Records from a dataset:
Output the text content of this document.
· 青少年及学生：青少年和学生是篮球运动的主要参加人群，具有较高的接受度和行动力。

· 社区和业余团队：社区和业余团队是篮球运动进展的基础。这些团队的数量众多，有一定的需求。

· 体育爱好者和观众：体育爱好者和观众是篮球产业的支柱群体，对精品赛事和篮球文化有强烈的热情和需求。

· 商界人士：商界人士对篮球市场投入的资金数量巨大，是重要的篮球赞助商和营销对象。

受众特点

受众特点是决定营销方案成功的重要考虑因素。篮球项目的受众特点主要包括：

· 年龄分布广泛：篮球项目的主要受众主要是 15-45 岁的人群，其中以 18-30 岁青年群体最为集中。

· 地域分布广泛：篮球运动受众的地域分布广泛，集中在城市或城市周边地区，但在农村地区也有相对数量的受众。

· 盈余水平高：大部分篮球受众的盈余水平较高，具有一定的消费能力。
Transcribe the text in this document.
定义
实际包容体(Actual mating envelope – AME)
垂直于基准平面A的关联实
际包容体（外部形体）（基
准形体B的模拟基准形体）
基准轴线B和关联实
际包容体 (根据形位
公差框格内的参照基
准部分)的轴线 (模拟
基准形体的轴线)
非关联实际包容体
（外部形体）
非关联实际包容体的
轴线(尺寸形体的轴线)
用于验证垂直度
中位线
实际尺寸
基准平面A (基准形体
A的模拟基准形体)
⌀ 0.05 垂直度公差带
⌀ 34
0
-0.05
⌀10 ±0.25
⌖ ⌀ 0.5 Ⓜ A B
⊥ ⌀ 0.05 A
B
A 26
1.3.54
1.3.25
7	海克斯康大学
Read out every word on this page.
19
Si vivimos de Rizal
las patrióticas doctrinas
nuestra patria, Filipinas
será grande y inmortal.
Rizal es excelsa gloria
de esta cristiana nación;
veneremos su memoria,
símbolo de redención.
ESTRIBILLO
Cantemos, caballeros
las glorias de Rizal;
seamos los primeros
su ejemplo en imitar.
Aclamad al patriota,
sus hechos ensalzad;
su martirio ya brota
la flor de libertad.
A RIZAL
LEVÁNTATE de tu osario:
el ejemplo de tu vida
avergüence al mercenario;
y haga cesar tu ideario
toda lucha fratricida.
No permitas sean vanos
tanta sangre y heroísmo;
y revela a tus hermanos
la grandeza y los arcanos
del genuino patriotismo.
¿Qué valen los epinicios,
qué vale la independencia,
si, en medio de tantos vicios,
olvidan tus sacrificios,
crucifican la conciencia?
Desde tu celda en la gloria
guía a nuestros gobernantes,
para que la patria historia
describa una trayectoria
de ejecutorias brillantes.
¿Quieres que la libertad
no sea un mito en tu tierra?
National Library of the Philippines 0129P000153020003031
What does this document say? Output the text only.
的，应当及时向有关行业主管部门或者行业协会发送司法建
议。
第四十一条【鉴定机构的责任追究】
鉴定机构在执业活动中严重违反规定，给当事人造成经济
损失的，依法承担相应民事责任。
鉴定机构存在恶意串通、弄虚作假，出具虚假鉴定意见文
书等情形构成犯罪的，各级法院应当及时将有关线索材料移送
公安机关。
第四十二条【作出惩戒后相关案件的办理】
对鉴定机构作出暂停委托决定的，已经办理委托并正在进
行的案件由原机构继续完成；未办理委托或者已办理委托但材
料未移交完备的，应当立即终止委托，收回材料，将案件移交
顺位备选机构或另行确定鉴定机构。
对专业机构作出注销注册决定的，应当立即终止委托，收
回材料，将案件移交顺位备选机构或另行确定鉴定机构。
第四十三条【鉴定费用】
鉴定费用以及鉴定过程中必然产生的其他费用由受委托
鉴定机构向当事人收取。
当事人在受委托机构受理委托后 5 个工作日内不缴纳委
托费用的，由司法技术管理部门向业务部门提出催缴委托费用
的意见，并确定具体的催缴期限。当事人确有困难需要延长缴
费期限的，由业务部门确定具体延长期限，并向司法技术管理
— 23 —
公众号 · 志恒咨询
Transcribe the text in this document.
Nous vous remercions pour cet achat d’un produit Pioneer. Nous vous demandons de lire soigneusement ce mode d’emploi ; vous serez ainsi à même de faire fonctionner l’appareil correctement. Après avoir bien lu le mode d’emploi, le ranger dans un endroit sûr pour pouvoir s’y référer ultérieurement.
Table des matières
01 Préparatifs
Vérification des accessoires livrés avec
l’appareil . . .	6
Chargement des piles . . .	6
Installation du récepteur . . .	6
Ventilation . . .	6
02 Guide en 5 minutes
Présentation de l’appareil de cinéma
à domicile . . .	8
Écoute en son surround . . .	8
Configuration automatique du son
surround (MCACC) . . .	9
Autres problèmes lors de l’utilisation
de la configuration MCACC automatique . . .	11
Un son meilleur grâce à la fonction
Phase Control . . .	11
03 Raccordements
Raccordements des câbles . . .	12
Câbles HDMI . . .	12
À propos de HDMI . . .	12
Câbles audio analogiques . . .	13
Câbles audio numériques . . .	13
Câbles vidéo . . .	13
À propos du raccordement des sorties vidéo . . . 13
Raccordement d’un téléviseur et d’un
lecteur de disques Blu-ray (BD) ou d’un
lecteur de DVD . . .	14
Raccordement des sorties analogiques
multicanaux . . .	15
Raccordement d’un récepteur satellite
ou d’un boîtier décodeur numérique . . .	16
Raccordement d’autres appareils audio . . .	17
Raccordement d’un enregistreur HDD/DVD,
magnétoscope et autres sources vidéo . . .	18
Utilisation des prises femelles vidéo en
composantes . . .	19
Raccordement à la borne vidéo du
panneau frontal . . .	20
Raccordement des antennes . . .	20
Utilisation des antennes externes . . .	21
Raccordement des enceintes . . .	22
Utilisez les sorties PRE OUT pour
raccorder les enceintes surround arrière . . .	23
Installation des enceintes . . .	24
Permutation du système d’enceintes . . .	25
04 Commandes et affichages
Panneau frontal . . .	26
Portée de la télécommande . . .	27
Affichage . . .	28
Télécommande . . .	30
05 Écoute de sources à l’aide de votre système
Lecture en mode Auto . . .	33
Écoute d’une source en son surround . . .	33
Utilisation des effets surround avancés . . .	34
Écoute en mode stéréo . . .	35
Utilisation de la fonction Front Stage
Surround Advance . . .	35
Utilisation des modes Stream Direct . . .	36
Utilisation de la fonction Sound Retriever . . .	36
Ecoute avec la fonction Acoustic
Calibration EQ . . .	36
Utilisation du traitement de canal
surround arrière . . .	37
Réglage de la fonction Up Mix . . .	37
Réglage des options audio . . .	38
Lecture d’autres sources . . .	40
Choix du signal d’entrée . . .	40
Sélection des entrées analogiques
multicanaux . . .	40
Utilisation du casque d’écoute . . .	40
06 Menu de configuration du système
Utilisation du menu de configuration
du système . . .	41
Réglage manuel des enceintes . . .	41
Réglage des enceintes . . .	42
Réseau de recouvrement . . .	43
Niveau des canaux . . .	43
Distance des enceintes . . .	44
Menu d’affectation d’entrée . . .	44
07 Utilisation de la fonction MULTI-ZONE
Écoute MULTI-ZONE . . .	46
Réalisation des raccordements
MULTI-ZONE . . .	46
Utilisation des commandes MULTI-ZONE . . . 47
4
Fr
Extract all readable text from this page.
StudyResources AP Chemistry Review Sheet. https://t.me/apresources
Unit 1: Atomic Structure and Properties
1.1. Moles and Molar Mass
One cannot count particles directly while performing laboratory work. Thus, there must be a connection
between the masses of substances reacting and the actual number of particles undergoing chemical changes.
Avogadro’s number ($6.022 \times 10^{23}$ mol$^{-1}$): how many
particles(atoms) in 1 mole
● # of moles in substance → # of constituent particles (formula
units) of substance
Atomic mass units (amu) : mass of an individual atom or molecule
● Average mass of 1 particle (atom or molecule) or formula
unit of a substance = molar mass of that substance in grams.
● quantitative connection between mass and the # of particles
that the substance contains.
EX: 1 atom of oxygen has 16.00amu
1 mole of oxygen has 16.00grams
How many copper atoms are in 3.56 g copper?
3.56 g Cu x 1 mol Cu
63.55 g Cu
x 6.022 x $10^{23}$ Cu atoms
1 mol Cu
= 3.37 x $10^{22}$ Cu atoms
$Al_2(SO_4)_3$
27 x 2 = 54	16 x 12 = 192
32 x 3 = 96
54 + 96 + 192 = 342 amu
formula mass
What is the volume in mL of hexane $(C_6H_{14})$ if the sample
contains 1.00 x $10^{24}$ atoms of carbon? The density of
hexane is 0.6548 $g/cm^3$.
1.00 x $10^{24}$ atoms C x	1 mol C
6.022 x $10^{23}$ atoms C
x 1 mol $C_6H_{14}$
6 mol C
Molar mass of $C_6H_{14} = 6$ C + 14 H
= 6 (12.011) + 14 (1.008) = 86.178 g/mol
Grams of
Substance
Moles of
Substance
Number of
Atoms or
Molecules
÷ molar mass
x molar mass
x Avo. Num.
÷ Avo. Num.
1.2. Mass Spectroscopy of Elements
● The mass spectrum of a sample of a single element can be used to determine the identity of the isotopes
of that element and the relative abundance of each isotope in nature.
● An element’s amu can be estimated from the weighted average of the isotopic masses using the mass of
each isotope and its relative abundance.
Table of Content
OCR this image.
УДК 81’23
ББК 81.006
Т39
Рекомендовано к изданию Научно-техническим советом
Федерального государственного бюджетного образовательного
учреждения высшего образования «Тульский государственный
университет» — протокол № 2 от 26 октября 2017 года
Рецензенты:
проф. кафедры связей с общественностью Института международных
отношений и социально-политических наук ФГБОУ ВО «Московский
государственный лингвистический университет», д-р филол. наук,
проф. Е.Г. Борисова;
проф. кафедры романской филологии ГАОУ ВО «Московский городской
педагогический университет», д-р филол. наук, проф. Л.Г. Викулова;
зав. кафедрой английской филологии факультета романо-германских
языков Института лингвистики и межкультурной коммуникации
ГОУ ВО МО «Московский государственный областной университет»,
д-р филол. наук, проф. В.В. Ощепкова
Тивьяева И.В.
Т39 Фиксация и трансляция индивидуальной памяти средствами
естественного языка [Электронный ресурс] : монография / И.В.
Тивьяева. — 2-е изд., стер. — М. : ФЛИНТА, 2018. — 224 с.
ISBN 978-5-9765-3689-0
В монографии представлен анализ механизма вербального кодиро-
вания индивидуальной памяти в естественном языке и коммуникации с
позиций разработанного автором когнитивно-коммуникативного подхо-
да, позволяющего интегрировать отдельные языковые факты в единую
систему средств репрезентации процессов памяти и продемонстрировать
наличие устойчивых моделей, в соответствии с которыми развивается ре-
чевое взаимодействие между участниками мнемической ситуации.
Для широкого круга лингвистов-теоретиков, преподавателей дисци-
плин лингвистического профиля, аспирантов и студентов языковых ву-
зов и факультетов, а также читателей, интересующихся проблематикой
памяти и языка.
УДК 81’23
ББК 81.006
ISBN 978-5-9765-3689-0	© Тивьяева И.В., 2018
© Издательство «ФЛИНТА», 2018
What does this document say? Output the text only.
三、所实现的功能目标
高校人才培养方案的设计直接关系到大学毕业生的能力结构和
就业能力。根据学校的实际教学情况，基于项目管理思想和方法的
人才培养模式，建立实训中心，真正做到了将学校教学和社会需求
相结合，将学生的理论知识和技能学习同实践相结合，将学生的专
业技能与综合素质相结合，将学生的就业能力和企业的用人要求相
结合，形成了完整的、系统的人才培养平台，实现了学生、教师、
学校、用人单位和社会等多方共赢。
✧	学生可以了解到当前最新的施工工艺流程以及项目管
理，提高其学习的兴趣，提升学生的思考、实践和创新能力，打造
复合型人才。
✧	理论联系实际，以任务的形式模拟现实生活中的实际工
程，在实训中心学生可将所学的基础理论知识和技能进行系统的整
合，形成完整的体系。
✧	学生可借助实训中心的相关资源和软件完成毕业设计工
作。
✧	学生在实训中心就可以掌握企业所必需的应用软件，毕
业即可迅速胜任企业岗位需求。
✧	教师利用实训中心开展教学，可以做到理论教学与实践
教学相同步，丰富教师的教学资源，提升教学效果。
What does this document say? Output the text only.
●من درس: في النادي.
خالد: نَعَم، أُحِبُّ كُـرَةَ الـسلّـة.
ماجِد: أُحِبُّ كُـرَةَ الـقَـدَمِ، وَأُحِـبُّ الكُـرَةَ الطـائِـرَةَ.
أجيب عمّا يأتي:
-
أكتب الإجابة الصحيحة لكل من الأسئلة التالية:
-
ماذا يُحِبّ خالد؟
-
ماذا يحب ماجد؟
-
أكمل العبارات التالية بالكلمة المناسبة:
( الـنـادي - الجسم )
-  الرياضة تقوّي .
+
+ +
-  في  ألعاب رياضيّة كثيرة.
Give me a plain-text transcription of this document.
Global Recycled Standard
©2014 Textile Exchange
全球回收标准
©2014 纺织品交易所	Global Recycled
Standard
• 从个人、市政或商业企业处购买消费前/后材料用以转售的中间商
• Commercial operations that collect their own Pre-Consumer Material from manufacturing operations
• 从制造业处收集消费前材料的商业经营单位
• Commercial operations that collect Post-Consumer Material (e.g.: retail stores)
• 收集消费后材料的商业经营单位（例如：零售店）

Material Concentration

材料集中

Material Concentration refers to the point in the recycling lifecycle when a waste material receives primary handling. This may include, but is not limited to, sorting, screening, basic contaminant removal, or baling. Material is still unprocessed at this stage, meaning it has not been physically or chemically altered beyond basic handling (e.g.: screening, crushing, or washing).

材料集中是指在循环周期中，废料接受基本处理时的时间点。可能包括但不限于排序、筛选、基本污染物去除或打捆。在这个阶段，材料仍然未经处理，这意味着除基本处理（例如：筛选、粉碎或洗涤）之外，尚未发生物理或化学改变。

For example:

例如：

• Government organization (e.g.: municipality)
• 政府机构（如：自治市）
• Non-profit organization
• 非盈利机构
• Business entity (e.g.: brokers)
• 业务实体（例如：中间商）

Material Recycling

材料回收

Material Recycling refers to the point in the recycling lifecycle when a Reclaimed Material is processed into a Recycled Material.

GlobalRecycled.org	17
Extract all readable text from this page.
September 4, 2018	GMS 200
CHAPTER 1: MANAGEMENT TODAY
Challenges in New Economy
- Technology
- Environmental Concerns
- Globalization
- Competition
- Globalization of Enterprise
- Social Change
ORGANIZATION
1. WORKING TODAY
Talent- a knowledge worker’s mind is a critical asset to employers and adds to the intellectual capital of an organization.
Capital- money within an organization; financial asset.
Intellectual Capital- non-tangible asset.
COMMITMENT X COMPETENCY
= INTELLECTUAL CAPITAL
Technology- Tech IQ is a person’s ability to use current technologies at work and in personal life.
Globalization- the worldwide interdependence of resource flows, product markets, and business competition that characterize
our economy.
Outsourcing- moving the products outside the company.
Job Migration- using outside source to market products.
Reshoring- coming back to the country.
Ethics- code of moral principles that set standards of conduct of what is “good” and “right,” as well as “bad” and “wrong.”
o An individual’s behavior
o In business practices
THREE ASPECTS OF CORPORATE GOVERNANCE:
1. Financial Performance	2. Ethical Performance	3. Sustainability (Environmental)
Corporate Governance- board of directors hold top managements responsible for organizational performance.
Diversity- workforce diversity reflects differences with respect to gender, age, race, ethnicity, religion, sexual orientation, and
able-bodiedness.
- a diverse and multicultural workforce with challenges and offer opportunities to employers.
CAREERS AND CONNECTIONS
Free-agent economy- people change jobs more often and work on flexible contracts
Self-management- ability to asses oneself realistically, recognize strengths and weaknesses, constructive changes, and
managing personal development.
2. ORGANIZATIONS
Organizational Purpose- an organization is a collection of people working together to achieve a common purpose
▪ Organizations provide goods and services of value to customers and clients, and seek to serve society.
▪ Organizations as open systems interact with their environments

The exercise: Find the string "antennes" in the listing and return every line that holds it.

Response:
Raccordement des antennes . . .	20
Utilisation des antennes externes . . .	21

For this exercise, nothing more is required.